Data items
....

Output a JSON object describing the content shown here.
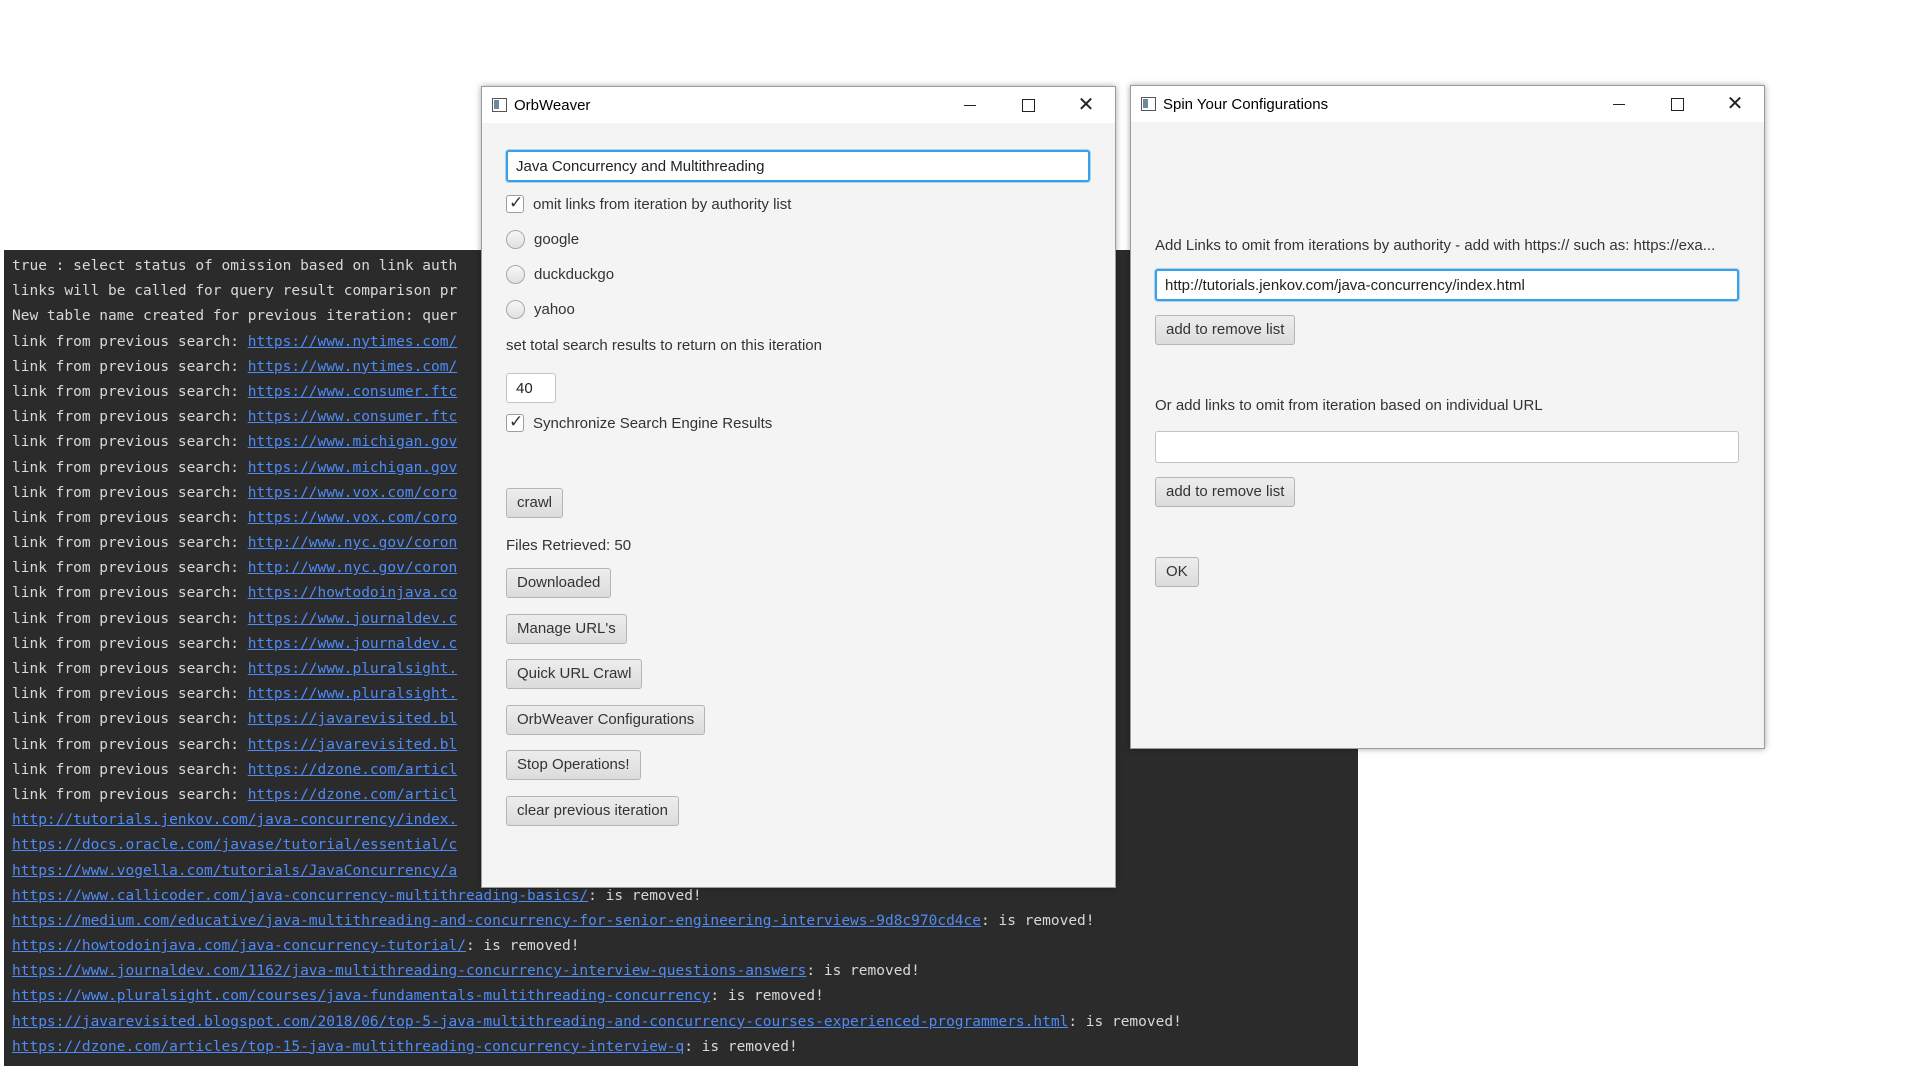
{
  "console": {
    "lines": [
      {
        "text": "true : select status of omission based on link auth",
        "link": "",
        "msg": ""
      },
      {
        "text": "links will be called for query result comparison pr",
        "link": "",
        "msg": ""
      },
      {
        "text": "New table name created for previous iteration: quer",
        "link": "",
        "msg": ""
      },
      {
        "text": "link from previous search: ",
        "link": "https://www.nytimes.com/",
        "msg": ""
      },
      {
        "text": "link from previous search: ",
        "link": "https://www.nytimes.com/",
        "msg": ""
      },
      {
        "text": "link from previous search: ",
        "link": "https://www.consumer.ftc",
        "msg": ""
      },
      {
        "text": "link from previous search: ",
        "link": "https://www.consumer.ftc",
        "msg": ""
      },
      {
        "text": "link from previous search: ",
        "link": "https://www.michigan.gov",
        "msg": ""
      },
      {
        "text": "link from previous search: ",
        "link": "https://www.michigan.gov",
        "msg": ""
      },
      {
        "text": "link from previous search: ",
        "link": "https://www.vox.com/coro",
        "msg": ""
      },
      {
        "text": "link from previous search: ",
        "link": "https://www.vox.com/coro",
        "msg": ""
      },
      {
        "text": "link from previous search: ",
        "link": "http://www.nyc.gov/coron",
        "msg": ""
      },
      {
        "text": "link from previous search: ",
        "link": "http://www.nyc.gov/coron",
        "msg": ""
      },
      {
        "text": "link from previous search: ",
        "link": "https://howtodoinjava.co",
        "msg": ""
      },
      {
        "text": "link from previous search: ",
        "link": "https://www.journaldev.c",
        "msg": ""
      },
      {
        "text": "link from previous search: ",
        "link": "https://www.journaldev.c",
        "msg": ""
      },
      {
        "text": "link from previous search: ",
        "link": "https://www.pluralsight.",
        "msg": ""
      },
      {
        "text": "link from previous search: ",
        "link": "https://www.pluralsight.",
        "msg": ""
      },
      {
        "text": "link from previous search: ",
        "link": "https://javarevisited.bl",
        "msg": ""
      },
      {
        "text": "link from previous search: ",
        "link": "https://javarevisited.bl",
        "msg": ""
      },
      {
        "text": "link from previous search: ",
        "link": "https://dzone.com/articl",
        "msg": ""
      },
      {
        "text": "link from previous search: ",
        "link": "https://dzone.com/articl",
        "msg": ""
      },
      {
        "text": "",
        "link": "http://tutorials.jenkov.com/java-concurrency/index.",
        "msg": ""
      },
      {
        "text": "",
        "link": "https://docs.oracle.com/javase/tutorial/essential/c",
        "msg": ""
      },
      {
        "text": "",
        "link": "https://www.vogella.com/tutorials/JavaConcurrency/a",
        "msg": ""
      },
      {
        "text": "",
        "link": "https://www.callicoder.com/java-concurrency-multithreading-basics/",
        "msg": ": is removed!"
      },
      {
        "text": "",
        "link": "https://medium.com/educative/java-multithreading-and-concurrency-for-senior-engineering-interviews-9d8c970cd4ce",
        "msg": ": is removed!"
      },
      {
        "text": "",
        "link": "https://howtodoinjava.com/java-concurrency-tutorial/",
        "msg": ": is removed!"
      },
      {
        "text": "",
        "link": "https://www.journaldev.com/1162/java-multithreading-concurrency-interview-questions-answers",
        "msg": ": is removed!"
      },
      {
        "text": "",
        "link": "https://www.pluralsight.com/courses/java-fundamentals-multithreading-concurrency",
        "msg": ": is removed!"
      },
      {
        "text": "",
        "link": "https://javarevisited.blogspot.com/2018/06/top-5-java-multithreading-and-concurrency-courses-experienced-programmers.html",
        "msg": ": is removed!"
      },
      {
        "text": "",
        "link": "https://dzone.com/articles/top-15-java-multithreading-concurrency-interview-q",
        "msg": ": is removed!"
      }
    ]
  },
  "orbweaver": {
    "title": "OrbWeaver",
    "query_value": "Java Concurrency and Multithreading",
    "omit_checkbox_label": "omit links from iteration by authority list",
    "omit_checked": true,
    "engines": [
      "google",
      "duckduckgo",
      "yahoo"
    ],
    "results_label": "set total search results to return on this iteration",
    "results_value": "40",
    "sync_label": "Synchronize Search Engine Results",
    "sync_checked": true,
    "crawl_label": "crawl",
    "files_retrieved": "Files Retrieved: 50",
    "downloaded_label": "Downloaded",
    "manage_urls_label": "Manage URL's",
    "quick_crawl_label": "Quick URL Crawl",
    "configurations_label": "OrbWeaver Configurations",
    "stop_label": "Stop Operations!",
    "clear_label": "clear previous iteration"
  },
  "spin": {
    "title": "Spin Your Configurations",
    "authority_label": "Add Links to omit from iterations by authority - add with https:// such as: https://exa...",
    "authority_value": "http://tutorials.jenkov.com/java-concurrency/index.html",
    "add_authority_label": "add to remove list",
    "url_label": "Or add links to omit from iteration based on individual URL",
    "url_value": "",
    "add_url_label": "add to remove list",
    "ok_label": "OK"
  }
}
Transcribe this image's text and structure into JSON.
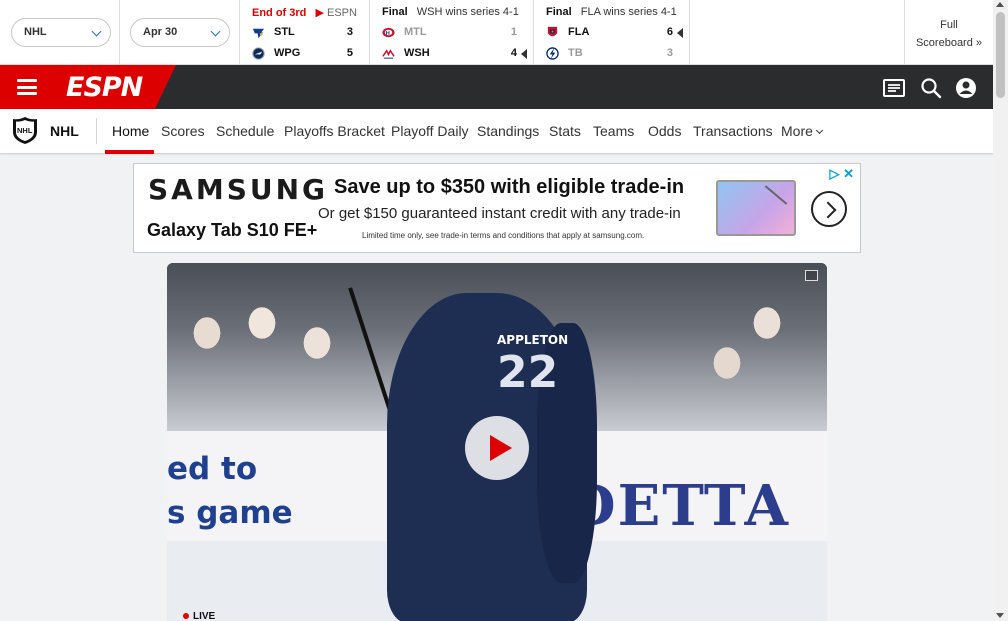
{
  "scoreboard": {
    "league_select": "NHL",
    "date_select": "Apr 30",
    "games": [
      {
        "status_bold": "End of 3rd",
        "status_text": "ESPN",
        "status_color": "#d00",
        "teams": [
          {
            "abbr": "STL",
            "score": "3",
            "winner": false
          },
          {
            "abbr": "WPG",
            "score": "5",
            "winner": false
          }
        ]
      },
      {
        "status_bold": "Final",
        "status_text": "WSH wins series 4-1",
        "teams": [
          {
            "abbr": "MTL",
            "score": "1",
            "winner": false
          },
          {
            "abbr": "WSH",
            "score": "4",
            "winner": true
          }
        ]
      },
      {
        "status_bold": "Final",
        "status_text": "FLA wins series 4-1",
        "teams": [
          {
            "abbr": "FLA",
            "score": "6",
            "winner": true
          },
          {
            "abbr": "TB",
            "score": "3",
            "winner": false
          }
        ]
      }
    ],
    "full_scoreboard_line1": "Full",
    "full_scoreboard_line2": "Scoreboard »"
  },
  "espn": {
    "logo": "ESPN",
    "brand_color": "#dd0000"
  },
  "subnav": {
    "league": "NHL",
    "items": [
      "Home",
      "Scores",
      "Schedule",
      "Playoffs Bracket",
      "Playoff Daily",
      "Standings",
      "Stats",
      "Teams",
      "Odds",
      "Transactions",
      "More"
    ]
  },
  "ad": {
    "brand": "SAMSUNG",
    "product": "Galaxy Tab S10 FE+",
    "headline": "Save up to $350 with eligible trade-in",
    "subhead": "Or get $150 guaranteed instant credit with any trade-in",
    "fine_print": "Limited time only, see trade-in terms and conditions that apply at samsung.com."
  },
  "hero": {
    "board_text_1": "ed to",
    "board_text_2": "s game",
    "board_text_3": "DETTA",
    "jersey_name": "APPLETON",
    "jersey_number": "22",
    "live_label": "LIVE"
  }
}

....

Starting at the line that contains "Transcribe this image's", write out every line through the final line of the entries, word for word; skip any pictures.

Transcribe this image's text and structure into JSON.
{
  "scoreboard": {
    "league_select": "NHL",
    "date_select": "Apr 30",
    "games": [
      {
        "status_bold": "End of 3rd",
        "status_text": "ESPN",
        "status_color": "#d00",
        "teams": [
          {
            "abbr": "STL",
            "score": "3",
            "winner": false
          },
          {
            "abbr": "WPG",
            "score": "5",
            "winner": false
          }
        ]
      },
      {
        "status_bold": "Final",
        "status_text": "WSH wins series 4-1",
        "teams": [
          {
            "abbr": "MTL",
            "score": "1",
            "winner": false
          },
          {
            "abbr": "WSH",
            "score": "4",
            "winner": true
          }
        ]
      },
      {
        "status_bold": "Final",
        "status_text": "FLA wins series 4-1",
        "teams": [
          {
            "abbr": "FLA",
            "score": "6",
            "winner": true
          },
          {
            "abbr": "TB",
            "score": "3",
            "winner": false
          }
        ]
      }
    ],
    "full_scoreboard_line1": "Full",
    "full_scoreboard_line2": "Scoreboard »"
  },
  "espn": {
    "logo": "ESPN",
    "brand_color": "#dd0000"
  },
  "subnav": {
    "league": "NHL",
    "items": [
      "Home",
      "Scores",
      "Schedule",
      "Playoffs Bracket",
      "Playoff Daily",
      "Standings",
      "Stats",
      "Teams",
      "Odds",
      "Transactions",
      "More"
    ]
  },
  "ad": {
    "brand": "SAMSUNG",
    "product": "Galaxy Tab S10 FE+",
    "headline": "Save up to $350 with eligible trade-in",
    "subhead": "Or get $150 guaranteed instant credit with any trade-in",
    "fine_print": "Limited time only, see trade-in terms and conditions that apply at samsung.com."
  },
  "hero": {
    "board_text_1": "ed to",
    "board_text_2": "s game",
    "board_text_3": "DETTA",
    "jersey_name": "APPLETON",
    "jersey_number": "22",
    "live_label": "LIVE"
  }
}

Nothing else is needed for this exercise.